** Given information follows **
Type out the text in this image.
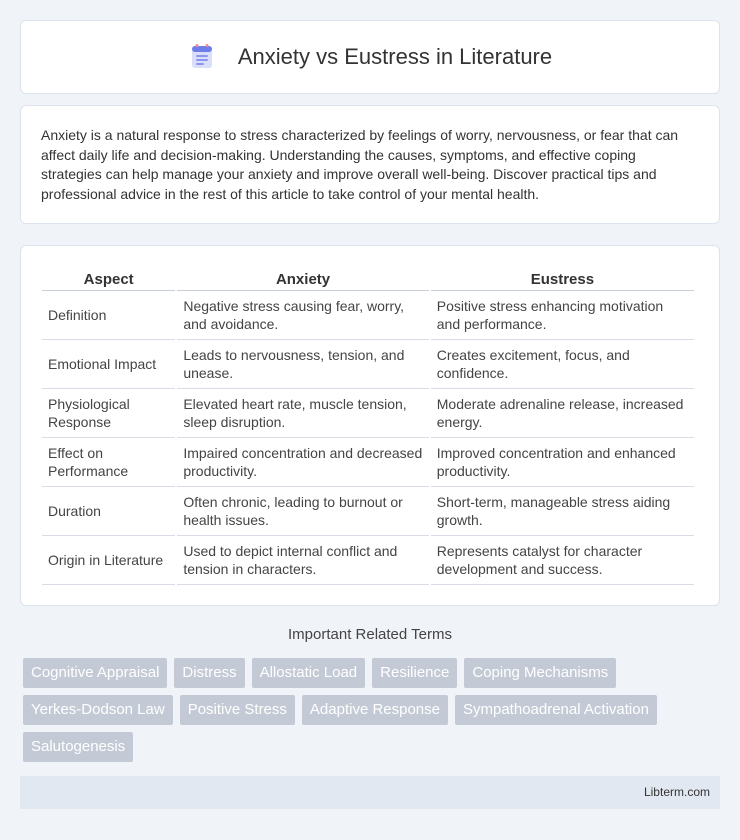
Anxiety vs Eustress in Literature

Anxiety is a natural response to stress characterized by feelings of worry, nervousness, or fear that can affect daily life and decision-making. Understanding the causes, symptoms, and effective coping strategies can help manage your anxiety and improve overall well-being. Discover practical tips and professional advice in the rest of this article to take control of your mental health.

Aspect	Anxiety	Eustress
Definition	Negative stress causing fear, worry, and avoidance.	Positive stress enhancing motivation and performance.
Emotional Impact	Leads to nervousness, tension, and unease.	Creates excitement, focus, and confidence.
Physiological Response	Elevated heart rate, muscle tension, sleep disruption.	Moderate adrenaline release, increased energy.
Effect on Performance	Impaired concentration and decreased productivity.	Improved concentration and enhanced productivity.
Duration	Often chronic, leading to burnout or health issues.	Short-term, manageable stress aiding growth.
Origin in Literature	Used to depict internal conflict and tension in characters.	Represents catalyst for character development and success.
Important Related Terms
Cognitive Appraisal	Distress	Allostatic Load	Resilience	Coping Mechanisms
Yerkes-Dodson Law	Positive Stress	Adaptive Response	Sympathoadrenal Activation
Salutogenesis
Libterm.com
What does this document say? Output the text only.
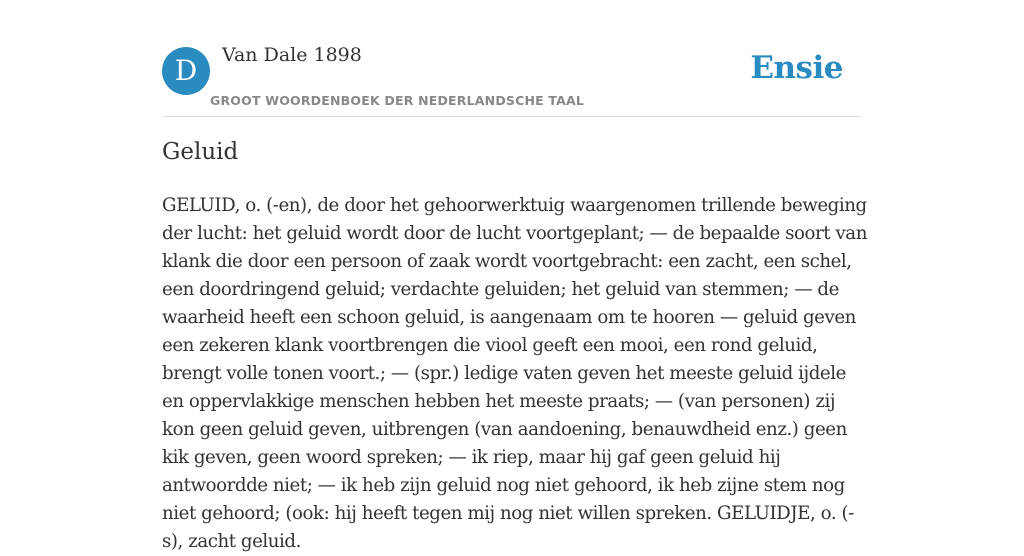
D	Van Dale 1898
GROOT WOORDENBOEK DER NEDERLANDSCHE TAAL
Ensie
Geluid

GELUID, o. (-en), de door het gehoorwerktuig waargenomen trillende beweging der lucht: het geluid wordt door de lucht voortgeplant; — de bepaalde soort van klank die door een persoon of zaak wordt voortgebracht: een zacht, een schel, een doordringend geluid; verdachte geluiden; het geluid van stemmen; — de waarheid heeft een schoon geluid, is aangenaam om te hooren — geluid geven een zekeren klank voortbrengen die viool geeft een mooi, een rond geluid, brengt volle tonen voort.; — (spr.) ledige vaten geven het meeste geluid ijdele en oppervlakkige menschen hebben het meeste praats; — (van personen) zij kon geen geluid geven, uitbrengen (van aandoening, benauwdheid enz.) geen kik geven, geen woord spreken; — ik riep, maar hij gaf geen geluid hij antwoordde niet; — ik heb zijn geluid nog niet gehoord, ik heb zijne stem nog niet gehoord; (ook: hij heeft tegen mij nog niet willen spreken. GELUIDJE, o. (-s), zacht geluid.
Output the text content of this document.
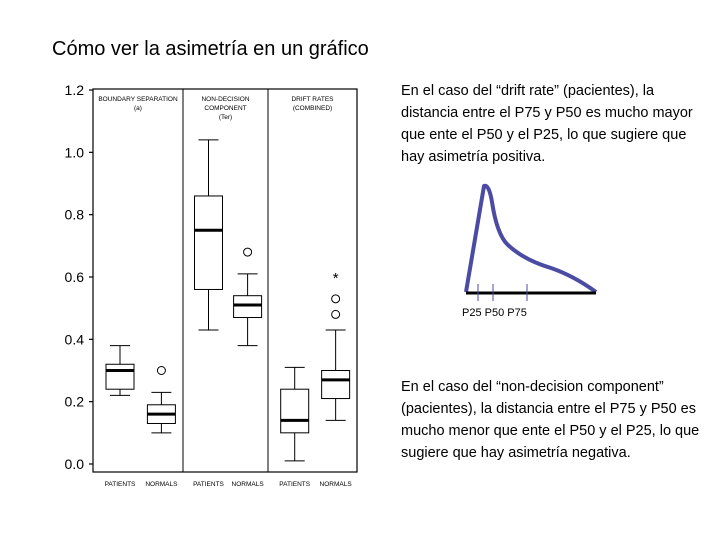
Cómo ver la asimetría en un gráfico
0.0
0.2
0.4
0.6
0.8
1.0
1.2
BOUNDARY SEPARATION
(a)
PATIENTS NORMALS
NON-DECISION
COMPONENT
(Ter)
PATIENTS NORMALS
DRIFT RATES
(COMBINED)
PATIENTS
*
NORMALS
En el caso del “drift rate” (pacientes), la distancia entre el P75 y P50 es mucho mayor que ente el P50 y el P25, lo que sugiere que hay asimetría positiva.
P25 P50 P75
En el caso del “non-decision component” (pacientes), la distancia entre el P75 y P50 es mucho menor que ente el P50 y el P25, lo que sugiere que hay asimetría negativa.
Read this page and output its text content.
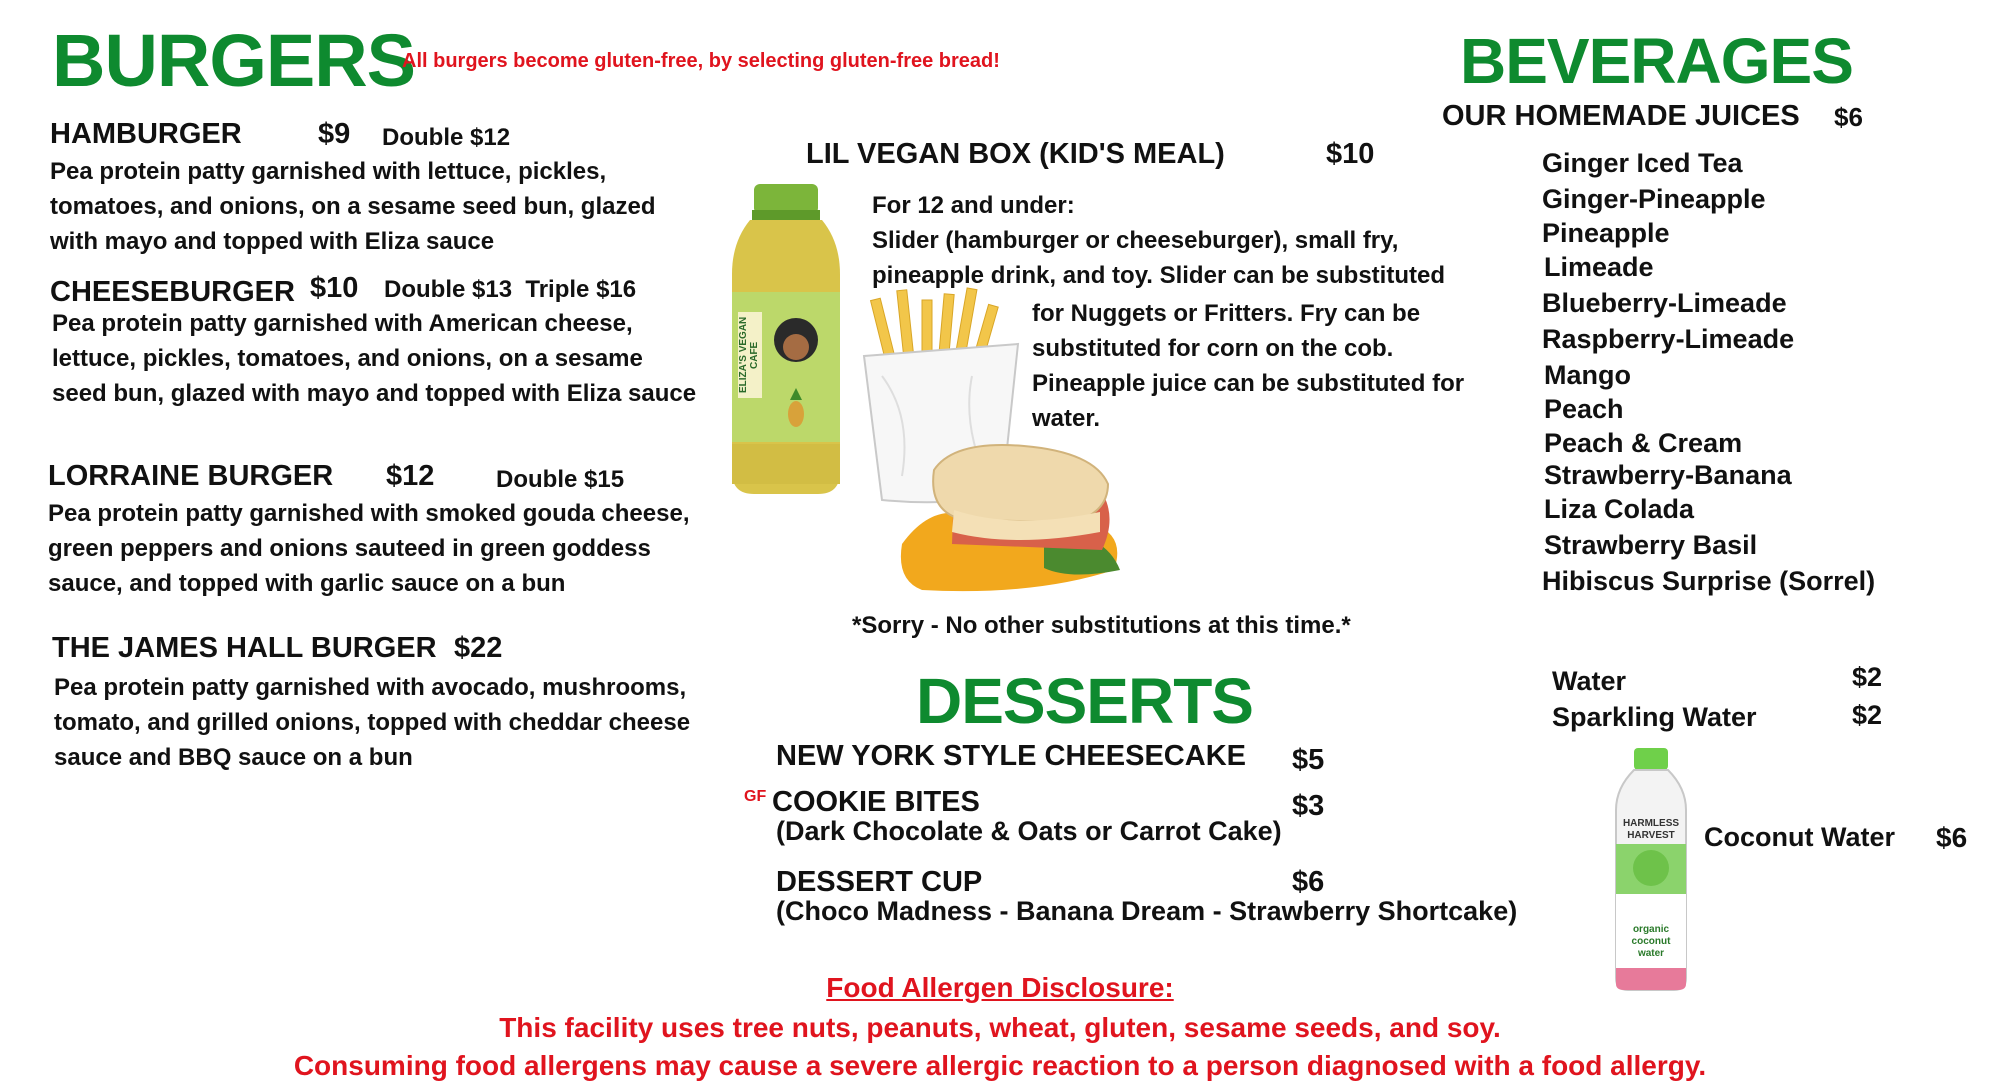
BURGERS
All burgers become gluten-free, by selecting gluten-free bread!
HAMBURGER	$9 Double $12
Pea protein patty garnished with lettuce, pickles, tomatoes, and onions, on a sesame seed bun, glazed with mayo and topped with Eliza sauce
CHEESEBURGER $10 Double $13  Triple $16
Pea protein patty garnished with American cheese, lettuce, pickles, tomatoes, and onions, on a sesame seed bun, glazed with mayo and topped with Eliza sauce
LORRAINE BURGER $12	Double $15
Pea protein patty garnished with smoked gouda cheese, green peppers and onions sauteed in green goddess sauce, and topped with garlic sauce on a bun
THE JAMES HALL BURGER $22
Pea protein patty garnished with avocado, mushrooms, tomato, and grilled onions, topped with cheddar cheese sauce and BBQ sauce on a bun
LIL VEGAN BOX (KID'S MEAL)	$10
For 12 and under:
Slider (hamburger or cheeseburger), small fry,
pineapple drink, and toy. Slider can be substituted
for Nuggets or Fritters. Fry can be
substituted for corn on the cob.
Pineapple juice can be substituted for
water.
ELIZA'S VEGAN CAFE
*Sorry - No other substitutions at this time.*
DESSERTS
NEW YORK STYLE CHEESECAKE $5
GF COOKIE BITES	$3
(Dark Chocolate & Oats or Carrot Cake)
DESSERT CUP	$6
(Choco Madness - Banana Dream - Strawberry Shortcake)
BEVERAGES
OUR HOMEMADE JUICES $6
Ginger Iced Tea
Ginger-Pineapple
Pineapple
Limeade
Blueberry-Limeade
Raspberry-Limeade
Mango
Peach
Peach & Cream
Strawberry-Banana
Liza Colada
Strawberry Basil
Hibiscus Surprise (Sorrel)
Water	$2
Sparkling Water	$2
HARMLESS HARVEST
organic coconut water
Coconut Water $6
Food Allergen Disclosure:
This facility uses tree nuts, peanuts, wheat, gluten, sesame seeds, and soy.
Consuming food allergens may cause a severe allergic reaction to a person diagnosed with a food allergy.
** End of Given information **
> _Task objective_: Give back the data exactly. Pictures stay out.

> _Exercise answer_:
Type out the text in this image.
Anxiety vs Eustress in Literature

Anxiety is a natural response to stress characterized by feelings of worry, nervousness, or fear that can affect daily life and decision-making. Understanding the causes, symptoms, and effective coping strategies can help manage your anxiety and improve overall well-being. Discover practical tips and professional advice in the rest of this article to take control of your mental health.

Aspect	Anxiety	Eustress
Definition	Negative stress causing fear, worry, and avoidance.	Positive stress enhancing motivation and performance.
Emotional Impact	Leads to nervousness, tension, and unease.	Creates excitement, focus, and confidence.
Physiological Response	Elevated heart rate, muscle tension, sleep disruption.	Moderate adrenaline release, increased energy.
Effect on Performance	Impaired concentration and decreased productivity.	Improved concentration and enhanced productivity.
Duration	Often chronic, leading to burnout or health issues.	Short-term, manageable stress aiding growth.
Origin in Literature	Used to depict internal conflict and tension in characters.	Represents catalyst for character development and success.
Important Related Terms
Cognitive Appraisal	Distress	Allostatic Load	Resilience	Coping Mechanisms
Yerkes-Dodson Law	Positive Stress	Adaptive Response	Sympathoadrenal Activation
Salutogenesis
Libterm.com
What does this document say? Output the text only.
D	Van Dale 1898
GROOT WOORDENBOEK DER NEDERLANDSCHE TAAL
Ensie
Geluid

GELUID, o. (-en), de door het gehoorwerktuig waargenomen trillende beweging der lucht: het geluid wordt door de lucht voortgeplant; — de bepaalde soort van klank die door een persoon of zaak wordt voortgebracht: een zacht, een schel, een doordringend geluid; verdachte geluiden; het geluid van stemmen; — de waarheid heeft een schoon geluid, is aangenaam om te hooren — geluid geven een zekeren klank voortbrengen die viool geeft een mooi, een rond geluid, brengt volle tonen voort.; — (spr.) ledige vaten geven het meeste geluid ijdele en oppervlakkige menschen hebben het meeste praats; — (van personen) zij kon geen geluid geven, uitbrengen (van aandoening, benauwdheid enz.) geen kik geven, geen woord spreken; — ik riep, maar hij gaf geen geluid hij antwoordde niet; — ik heb zijn geluid nog niet gehoord, ik heb zijne stem nog niet gehoord; (ook: hij heeft tegen mij nog niet willen spreken. GELUIDJE, o. (-s), zacht geluid.
Output the text content of this document.
Cómo ver la asimetría en un gráfico
0.0
0.2
0.4
0.6
0.8
1.0
1.2
BOUNDARY SEPARATION
(a)
PATIENTS NORMALS
NON-DECISION
COMPONENT
(Ter)
PATIENTS NORMALS
DRIFT RATES
(COMBINED)
PATIENTS
*
NORMALS
En el caso del “drift rate” (pacientes), la distancia entre el P75 y P50 es mucho mayor que ente el P50 y el P25, lo que sugiere que hay asimetría positiva.
P25 P50 P75
En el caso del “non-decision component” (pacientes), la distancia entre el P75 y P50 es mucho menor que ente el P50 y el P25, lo que sugiere que hay asimetría negativa.
Read this page and output its text content.
BURGERS
All burgers become gluten-free, by selecting gluten-free bread!
HAMBURGER	$9 Double $12
Pea protein patty garnished with lettuce, pickles, tomatoes, and onions, on a sesame seed bun, glazed with mayo and topped with Eliza sauce
CHEESEBURGER $10 Double $13  Triple $16
Pea protein patty garnished with American cheese, lettuce, pickles, tomatoes, and onions, on a sesame seed bun, glazed with mayo and topped with Eliza sauce
LORRAINE BURGER $12	Double $15
Pea protein patty garnished with smoked gouda cheese, green peppers and onions sauteed in green goddess sauce, and topped with garlic sauce on a bun
THE JAMES HALL BURGER $22
Pea protein patty garnished with avocado, mushrooms, tomato, and grilled onions, topped with cheddar cheese sauce and BBQ sauce on a bun
LIL VEGAN BOX (KID'S MEAL)	$10
For 12 and under:
Slider (hamburger or cheeseburger), small fry,
pineapple drink, and toy. Slider can be substituted
for Nuggets or Fritters. Fry can be
substituted for corn on the cob.
Pineapple juice can be substituted for
water.
ELIZA'S VEGAN CAFE
*Sorry - No other substitutions at this time.*
DESSERTS
NEW YORK STYLE CHEESECAKE $5
GF COOKIE BITES	$3
(Dark Chocolate & Oats or Carrot Cake)
DESSERT CUP	$6
(Choco Madness - Banana Dream - Strawberry Shortcake)
BEVERAGES
OUR HOMEMADE JUICES $6
Ginger Iced Tea
Ginger-Pineapple
Pineapple
Limeade
Blueberry-Limeade
Raspberry-Limeade
Mango
Peach
Peach & Cream
Strawberry-Banana
Liza Colada
Strawberry Basil
Hibiscus Surprise (Sorrel)
Water	$2
Sparkling Water	$2
HARMLESS HARVEST
organic coconut water
Coconut Water $6
Food Allergen Disclosure:
This facility uses tree nuts, peanuts, wheat, gluten, sesame seeds, and soy.
Consuming food allergens may cause a severe allergic reaction to a person diagnosed with a food allergy.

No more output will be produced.